Supplied records =
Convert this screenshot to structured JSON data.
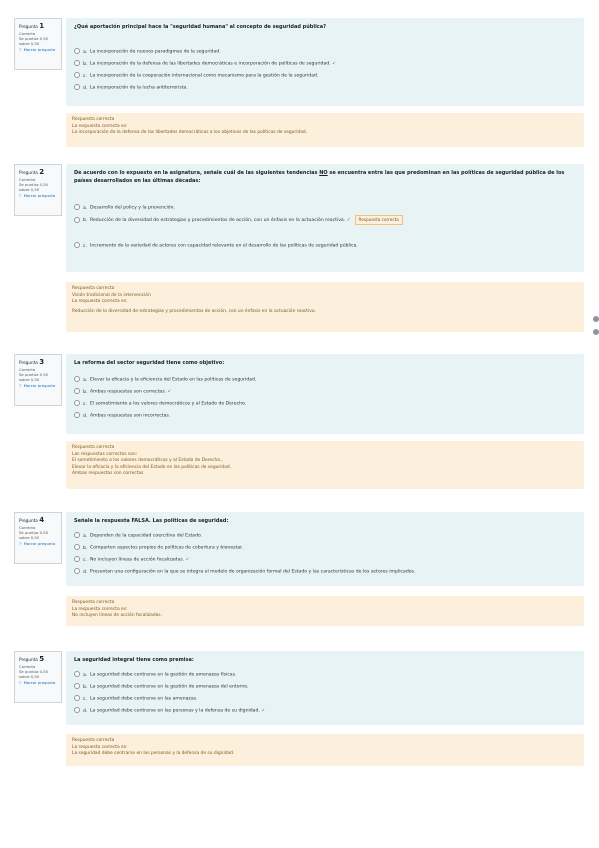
{
  "questions": [
    {
      "label": "Pregunta",
      "number": "1",
      "status": "Correcta",
      "score_line1": "Se puntúa 0,50",
      "score_line2": "sobre 0,50",
      "flag": "Marcar pregunta",
      "text": "¿Qué aportación principal hace la \"seguridad humana\" al concepto de seguridad pública?",
      "options": [
        {
          "letter": "a.",
          "text": "La incorporación de nuevos paradigmas de la seguridad.",
          "correct": false
        },
        {
          "letter": "b.",
          "text": "La incorporación de la defensa de las libertades democráticas e incorporación de políticas de seguridad.",
          "correct": true
        },
        {
          "letter": "c.",
          "text": "La incorporación de la cooperación internacional como mecanismo para la gestión de la seguridad.",
          "correct": false
        },
        {
          "letter": "d.",
          "text": "La incorporación de la lucha antiterrorista.",
          "correct": false
        }
      ],
      "feedback": [
        "Respuesta correcta",
        "La respuesta correcta es:",
        "La incorporación de la defensa de las libertades democráticas a los objetivos de las políticas de seguridad."
      ]
    },
    {
      "label": "Pregunta",
      "number": "2",
      "status": "Correcta",
      "score_line1": "Se puntúa 0,50",
      "score_line2": "sobre 0,50",
      "flag": "Marcar pregunta",
      "text_part1": "De acuerdo con lo expuesto en la asignatura, señale cuál de las siguientes tendencias ",
      "text_emph": "NO",
      "text_part2": " se encuentra entre las que predominan en las políticas de seguridad pública de los países desarrollados en las últimas décadas:",
      "options": [
        {
          "letter": "a.",
          "text": "Desarrollo del policy y la prevención.",
          "correct": false
        },
        {
          "letter": "b.",
          "text": "Reducción de la diversidad de estrategias y procedimientos de acción, con un énfasis en la actuación reactiva.",
          "correct": true,
          "tag": "Respuesta correcta"
        },
        {
          "letter": "c.",
          "text": "Incremento de la variedad de actores con capacidad relevante en el desarrollo de las políticas de seguridad pública.",
          "correct": false
        }
      ],
      "feedback": [
        "Respuesta correcta",
        "Visión tradicional de la intervención",
        "La respuesta correcta es:",
        "Reducción de la diversidad de estrategias y procedimientos de acción, con un énfasis en la actuación reactiva."
      ]
    },
    {
      "label": "Pregunta",
      "number": "3",
      "status": "Correcta",
      "score_line1": "Se puntúa 0,50",
      "score_line2": "sobre 0,50",
      "flag": "Marcar pregunta",
      "text": "La reforma del sector seguridad tiene como objetivo:",
      "options": [
        {
          "letter": "a.",
          "text": "Elevar la eficacia y la eficiencia del Estado en las políticas de seguridad.",
          "correct": false
        },
        {
          "letter": "b.",
          "text": "Ambas respuestas son correctas.",
          "correct": true
        },
        {
          "letter": "c.",
          "text": "El sometimiento a los valores democráticos y al Estado de Derecho.",
          "correct": false
        },
        {
          "letter": "d.",
          "text": "Ambas respuestas son incorrectas.",
          "correct": false
        }
      ],
      "feedback": [
        "Respuesta correcta",
        "Las respuestas correctas son:",
        "El sometimiento a los valores democráticos y al Estado de Derecho.,",
        "Elevar la eficacia y la eficiencia del Estado en las políticas de seguridad.",
        "Ambas respuestas son correctas."
      ]
    },
    {
      "label": "Pregunta",
      "number": "4",
      "status": "Correcta",
      "score_line1": "Se puntúa 0,50",
      "score_line2": "sobre 0,50",
      "flag": "Marcar pregunta",
      "text": "Señale la respuesta FALSA. Las políticas de seguridad:",
      "options": [
        {
          "letter": "a.",
          "text": "Dependen de la capacidad coercitiva del Estado.",
          "correct": false
        },
        {
          "letter": "b.",
          "text": "Comparten aspectos propios de políticas de cobertura y bienestar.",
          "correct": false
        },
        {
          "letter": "c.",
          "text": "No incluyen líneas de acción focalizadas.",
          "correct": true
        },
        {
          "letter": "d.",
          "text": "Presentan una configuración en la que se integra el modelo de organización formal del Estado y las características de los actores implicados.",
          "correct": false
        }
      ],
      "feedback": [
        "Respuesta correcta",
        "La respuesta correcta es:",
        "No incluyen líneas de acción focalizadas."
      ]
    },
    {
      "label": "Pregunta",
      "number": "5",
      "status": "Correcta",
      "score_line1": "Se puntúa 0,50",
      "score_line2": "sobre 0,50",
      "flag": "Marcar pregunta",
      "text": "La seguridad integral tiene como premisa:",
      "options": [
        {
          "letter": "a.",
          "text": "La seguridad debe centrarse en la gestión de amenazas físicas.",
          "correct": false
        },
        {
          "letter": "b.",
          "text": "La seguridad debe centrarse en la gestión de amenazas del entorno.",
          "correct": false
        },
        {
          "letter": "c.",
          "text": "La seguridad debe centrarse en las amenazas.",
          "correct": false
        },
        {
          "letter": "d.",
          "text": "La seguridad debe centrarse en las personas y la defensa de su dignidad.",
          "correct": true
        }
      ],
      "feedback": [
        "Respuesta correcta",
        "La respuesta correcta es:",
        "La seguridad debe centrarse en las personas y la defensa de su dignidad."
      ]
    }
  ],
  "check_mark": "✓",
  "colors": {
    "question_bg": "#e7f3f5",
    "feedback_bg": "#fcefdc",
    "correct": "#357a32"
  }
}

Your objective = Leave the pictures out and print the records above exactly as they stand.

Full response =
Convert this screenshot to structured JSON data.
{
  "questions": [
    {
      "label": "Pregunta",
      "number": "1",
      "status": "Correcta",
      "score_line1": "Se puntúa 0,50",
      "score_line2": "sobre 0,50",
      "flag": "Marcar pregunta",
      "text": "¿Qué aportación principal hace la \"seguridad humana\" al concepto de seguridad pública?",
      "options": [
        {
          "letter": "a.",
          "text": "La incorporación de nuevos paradigmas de la seguridad.",
          "correct": false
        },
        {
          "letter": "b.",
          "text": "La incorporación de la defensa de las libertades democráticas e incorporación de políticas de seguridad.",
          "correct": true
        },
        {
          "letter": "c.",
          "text": "La incorporación de la cooperación internacional como mecanismo para la gestión de la seguridad.",
          "correct": false
        },
        {
          "letter": "d.",
          "text": "La incorporación de la lucha antiterrorista.",
          "correct": false
        }
      ],
      "feedback": [
        "Respuesta correcta",
        "La respuesta correcta es:",
        "La incorporación de la defensa de las libertades democráticas a los objetivos de las políticas de seguridad."
      ]
    },
    {
      "label": "Pregunta",
      "number": "2",
      "status": "Correcta",
      "score_line1": "Se puntúa 0,50",
      "score_line2": "sobre 0,50",
      "flag": "Marcar pregunta",
      "text_part1": "De acuerdo con lo expuesto en la asignatura, señale cuál de las siguientes tendencias ",
      "text_emph": "NO",
      "text_part2": " se encuentra entre las que predominan en las políticas de seguridad pública de los países desarrollados en las últimas décadas:",
      "options": [
        {
          "letter": "a.",
          "text": "Desarrollo del policy y la prevención.",
          "correct": false
        },
        {
          "letter": "b.",
          "text": "Reducción de la diversidad de estrategias y procedimientos de acción, con un énfasis en la actuación reactiva.",
          "correct": true,
          "tag": "Respuesta correcta"
        },
        {
          "letter": "c.",
          "text": "Incremento de la variedad de actores con capacidad relevante en el desarrollo de las políticas de seguridad pública.",
          "correct": false
        }
      ],
      "feedback": [
        "Respuesta correcta",
        "Visión tradicional de la intervención",
        "La respuesta correcta es:",
        "Reducción de la diversidad de estrategias y procedimientos de acción, con un énfasis en la actuación reactiva."
      ]
    },
    {
      "label": "Pregunta",
      "number": "3",
      "status": "Correcta",
      "score_line1": "Se puntúa 0,50",
      "score_line2": "sobre 0,50",
      "flag": "Marcar pregunta",
      "text": "La reforma del sector seguridad tiene como objetivo:",
      "options": [
        {
          "letter": "a.",
          "text": "Elevar la eficacia y la eficiencia del Estado en las políticas de seguridad.",
          "correct": false
        },
        {
          "letter": "b.",
          "text": "Ambas respuestas son correctas.",
          "correct": true
        },
        {
          "letter": "c.",
          "text": "El sometimiento a los valores democráticos y al Estado de Derecho.",
          "correct": false
        },
        {
          "letter": "d.",
          "text": "Ambas respuestas son incorrectas.",
          "correct": false
        }
      ],
      "feedback": [
        "Respuesta correcta",
        "Las respuestas correctas son:",
        "El sometimiento a los valores democráticos y al Estado de Derecho.,",
        "Elevar la eficacia y la eficiencia del Estado en las políticas de seguridad.",
        "Ambas respuestas son correctas."
      ]
    },
    {
      "label": "Pregunta",
      "number": "4",
      "status": "Correcta",
      "score_line1": "Se puntúa 0,50",
      "score_line2": "sobre 0,50",
      "flag": "Marcar pregunta",
      "text": "Señale la respuesta FALSA. Las políticas de seguridad:",
      "options": [
        {
          "letter": "a.",
          "text": "Dependen de la capacidad coercitiva del Estado.",
          "correct": false
        },
        {
          "letter": "b.",
          "text": "Comparten aspectos propios de políticas de cobertura y bienestar.",
          "correct": false
        },
        {
          "letter": "c.",
          "text": "No incluyen líneas de acción focalizadas.",
          "correct": true
        },
        {
          "letter": "d.",
          "text": "Presentan una configuración en la que se integra el modelo de organización formal del Estado y las características de los actores implicados.",
          "correct": false
        }
      ],
      "feedback": [
        "Respuesta correcta",
        "La respuesta correcta es:",
        "No incluyen líneas de acción focalizadas."
      ]
    },
    {
      "label": "Pregunta",
      "number": "5",
      "status": "Correcta",
      "score_line1": "Se puntúa 0,50",
      "score_line2": "sobre 0,50",
      "flag": "Marcar pregunta",
      "text": "La seguridad integral tiene como premisa:",
      "options": [
        {
          "letter": "a.",
          "text": "La seguridad debe centrarse en la gestión de amenazas físicas.",
          "correct": false
        },
        {
          "letter": "b.",
          "text": "La seguridad debe centrarse en la gestión de amenazas del entorno.",
          "correct": false
        },
        {
          "letter": "c.",
          "text": "La seguridad debe centrarse en las amenazas.",
          "correct": false
        },
        {
          "letter": "d.",
          "text": "La seguridad debe centrarse en las personas y la defensa de su dignidad.",
          "correct": true
        }
      ],
      "feedback": [
        "Respuesta correcta",
        "La respuesta correcta es:",
        "La seguridad debe centrarse en las personas y la defensa de su dignidad."
      ]
    }
  ],
  "check_mark": "✓",
  "colors": {
    "question_bg": "#e7f3f5",
    "feedback_bg": "#fcefdc",
    "correct": "#357a32"
  }
}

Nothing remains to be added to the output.